--- WHAT YOU HAVE TO DO ---
Identify every line in the records below that contains the word "MEDIAN", and reproduce each one.

(Data records)
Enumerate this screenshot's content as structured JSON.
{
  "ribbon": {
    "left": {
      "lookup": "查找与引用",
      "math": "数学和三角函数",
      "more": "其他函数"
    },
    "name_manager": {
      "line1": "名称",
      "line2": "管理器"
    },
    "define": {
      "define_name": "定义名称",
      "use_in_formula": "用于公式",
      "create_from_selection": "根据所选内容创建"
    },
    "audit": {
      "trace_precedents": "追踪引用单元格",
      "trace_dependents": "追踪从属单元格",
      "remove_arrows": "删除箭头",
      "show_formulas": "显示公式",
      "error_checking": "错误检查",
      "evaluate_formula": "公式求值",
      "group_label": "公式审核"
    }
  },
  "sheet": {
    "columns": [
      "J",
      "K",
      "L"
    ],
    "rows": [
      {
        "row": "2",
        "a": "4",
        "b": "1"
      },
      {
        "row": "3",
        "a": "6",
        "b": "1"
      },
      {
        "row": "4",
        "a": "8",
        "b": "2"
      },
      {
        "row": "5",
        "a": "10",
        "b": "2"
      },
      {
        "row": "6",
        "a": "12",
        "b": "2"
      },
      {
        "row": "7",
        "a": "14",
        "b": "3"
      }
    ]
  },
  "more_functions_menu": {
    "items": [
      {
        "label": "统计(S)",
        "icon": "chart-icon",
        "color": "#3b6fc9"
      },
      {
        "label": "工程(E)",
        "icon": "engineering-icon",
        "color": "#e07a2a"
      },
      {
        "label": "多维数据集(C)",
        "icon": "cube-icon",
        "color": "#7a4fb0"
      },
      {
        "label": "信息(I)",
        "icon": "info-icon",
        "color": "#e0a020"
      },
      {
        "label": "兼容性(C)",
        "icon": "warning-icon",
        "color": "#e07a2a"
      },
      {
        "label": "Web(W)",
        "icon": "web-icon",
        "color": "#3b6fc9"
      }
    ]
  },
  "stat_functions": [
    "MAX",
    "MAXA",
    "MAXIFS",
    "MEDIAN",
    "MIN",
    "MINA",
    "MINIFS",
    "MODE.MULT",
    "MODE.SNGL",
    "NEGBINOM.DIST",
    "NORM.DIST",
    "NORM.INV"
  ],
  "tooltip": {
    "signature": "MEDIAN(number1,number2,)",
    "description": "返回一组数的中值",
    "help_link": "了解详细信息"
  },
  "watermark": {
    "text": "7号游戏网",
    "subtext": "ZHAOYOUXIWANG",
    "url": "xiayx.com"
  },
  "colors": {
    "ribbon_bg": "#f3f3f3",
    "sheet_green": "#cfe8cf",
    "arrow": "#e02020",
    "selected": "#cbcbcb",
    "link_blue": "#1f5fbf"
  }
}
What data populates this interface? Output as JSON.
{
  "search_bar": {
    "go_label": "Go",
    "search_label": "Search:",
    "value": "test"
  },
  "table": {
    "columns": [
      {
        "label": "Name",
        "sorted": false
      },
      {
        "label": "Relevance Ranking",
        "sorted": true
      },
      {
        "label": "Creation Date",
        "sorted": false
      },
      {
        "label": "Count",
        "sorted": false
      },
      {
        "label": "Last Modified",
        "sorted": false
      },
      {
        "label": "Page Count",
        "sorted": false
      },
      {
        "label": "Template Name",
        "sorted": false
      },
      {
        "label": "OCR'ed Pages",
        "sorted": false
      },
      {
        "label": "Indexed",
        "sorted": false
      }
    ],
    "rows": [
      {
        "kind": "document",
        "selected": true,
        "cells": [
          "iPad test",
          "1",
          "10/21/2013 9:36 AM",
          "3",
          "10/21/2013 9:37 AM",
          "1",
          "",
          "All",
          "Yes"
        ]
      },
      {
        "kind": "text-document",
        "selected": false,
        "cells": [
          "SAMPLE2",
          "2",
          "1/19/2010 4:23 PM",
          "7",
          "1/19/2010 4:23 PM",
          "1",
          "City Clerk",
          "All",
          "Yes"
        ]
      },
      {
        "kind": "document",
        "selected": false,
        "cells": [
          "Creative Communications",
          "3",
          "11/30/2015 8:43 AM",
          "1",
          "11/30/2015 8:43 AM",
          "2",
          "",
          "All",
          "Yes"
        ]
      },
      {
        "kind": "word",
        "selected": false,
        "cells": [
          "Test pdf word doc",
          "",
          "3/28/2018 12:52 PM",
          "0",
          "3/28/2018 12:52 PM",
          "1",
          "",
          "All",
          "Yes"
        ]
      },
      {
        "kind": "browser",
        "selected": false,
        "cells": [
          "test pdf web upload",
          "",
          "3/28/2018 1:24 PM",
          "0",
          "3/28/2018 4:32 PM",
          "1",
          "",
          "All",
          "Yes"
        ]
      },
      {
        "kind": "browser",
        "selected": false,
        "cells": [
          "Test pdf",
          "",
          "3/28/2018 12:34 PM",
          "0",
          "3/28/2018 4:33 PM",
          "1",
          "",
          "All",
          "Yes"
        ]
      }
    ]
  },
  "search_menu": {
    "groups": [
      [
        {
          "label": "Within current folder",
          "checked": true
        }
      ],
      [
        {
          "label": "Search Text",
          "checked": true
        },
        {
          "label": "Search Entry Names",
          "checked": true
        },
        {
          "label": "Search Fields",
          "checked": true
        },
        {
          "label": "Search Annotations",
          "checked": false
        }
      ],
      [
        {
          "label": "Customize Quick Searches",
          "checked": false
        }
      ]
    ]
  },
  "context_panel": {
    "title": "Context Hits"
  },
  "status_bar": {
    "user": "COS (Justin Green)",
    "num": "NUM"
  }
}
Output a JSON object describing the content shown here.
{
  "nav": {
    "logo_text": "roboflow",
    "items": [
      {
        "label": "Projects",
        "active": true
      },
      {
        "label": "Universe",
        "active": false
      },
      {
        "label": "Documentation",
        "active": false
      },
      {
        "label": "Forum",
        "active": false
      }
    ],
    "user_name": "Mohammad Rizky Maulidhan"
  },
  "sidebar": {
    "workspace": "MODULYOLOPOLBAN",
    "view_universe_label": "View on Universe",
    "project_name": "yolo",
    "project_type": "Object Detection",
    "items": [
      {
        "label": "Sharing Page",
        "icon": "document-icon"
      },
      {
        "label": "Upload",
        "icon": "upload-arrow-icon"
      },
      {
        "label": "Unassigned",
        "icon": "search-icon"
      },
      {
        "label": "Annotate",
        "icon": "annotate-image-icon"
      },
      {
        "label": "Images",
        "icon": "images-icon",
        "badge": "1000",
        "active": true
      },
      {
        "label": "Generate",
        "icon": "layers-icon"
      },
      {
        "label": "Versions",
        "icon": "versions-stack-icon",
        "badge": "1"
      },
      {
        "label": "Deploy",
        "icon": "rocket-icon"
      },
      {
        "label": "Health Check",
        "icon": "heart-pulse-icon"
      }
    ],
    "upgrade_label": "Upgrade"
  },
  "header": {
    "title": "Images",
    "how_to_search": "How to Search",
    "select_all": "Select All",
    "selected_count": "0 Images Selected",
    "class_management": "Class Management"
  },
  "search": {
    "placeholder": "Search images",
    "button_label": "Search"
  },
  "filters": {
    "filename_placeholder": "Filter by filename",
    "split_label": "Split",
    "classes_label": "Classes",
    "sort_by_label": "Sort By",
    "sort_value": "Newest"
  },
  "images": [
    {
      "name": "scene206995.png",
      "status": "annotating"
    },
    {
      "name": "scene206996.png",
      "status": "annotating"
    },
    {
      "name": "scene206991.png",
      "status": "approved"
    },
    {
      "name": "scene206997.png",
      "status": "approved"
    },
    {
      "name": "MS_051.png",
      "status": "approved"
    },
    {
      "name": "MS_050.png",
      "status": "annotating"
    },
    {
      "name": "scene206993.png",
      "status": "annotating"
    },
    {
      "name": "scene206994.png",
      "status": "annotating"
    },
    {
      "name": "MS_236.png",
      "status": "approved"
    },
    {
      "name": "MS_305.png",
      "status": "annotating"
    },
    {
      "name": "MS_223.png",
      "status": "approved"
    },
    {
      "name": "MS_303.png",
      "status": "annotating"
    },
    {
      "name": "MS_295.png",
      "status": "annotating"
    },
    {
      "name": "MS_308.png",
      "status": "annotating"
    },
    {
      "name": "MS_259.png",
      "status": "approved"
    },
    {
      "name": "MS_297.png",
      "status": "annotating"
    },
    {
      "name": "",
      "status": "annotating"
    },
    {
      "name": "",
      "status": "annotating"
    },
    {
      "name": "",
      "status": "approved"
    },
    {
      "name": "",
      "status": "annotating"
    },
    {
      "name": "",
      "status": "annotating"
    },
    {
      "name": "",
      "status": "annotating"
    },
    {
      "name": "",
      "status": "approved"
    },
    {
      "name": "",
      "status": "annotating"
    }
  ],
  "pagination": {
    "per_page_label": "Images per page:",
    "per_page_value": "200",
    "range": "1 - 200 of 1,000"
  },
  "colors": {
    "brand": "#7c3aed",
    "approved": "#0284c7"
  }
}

--- WRITTEN RESPONSE ---
    "MEDIAN",
    "signature": "MEDIAN(number1,number2,)",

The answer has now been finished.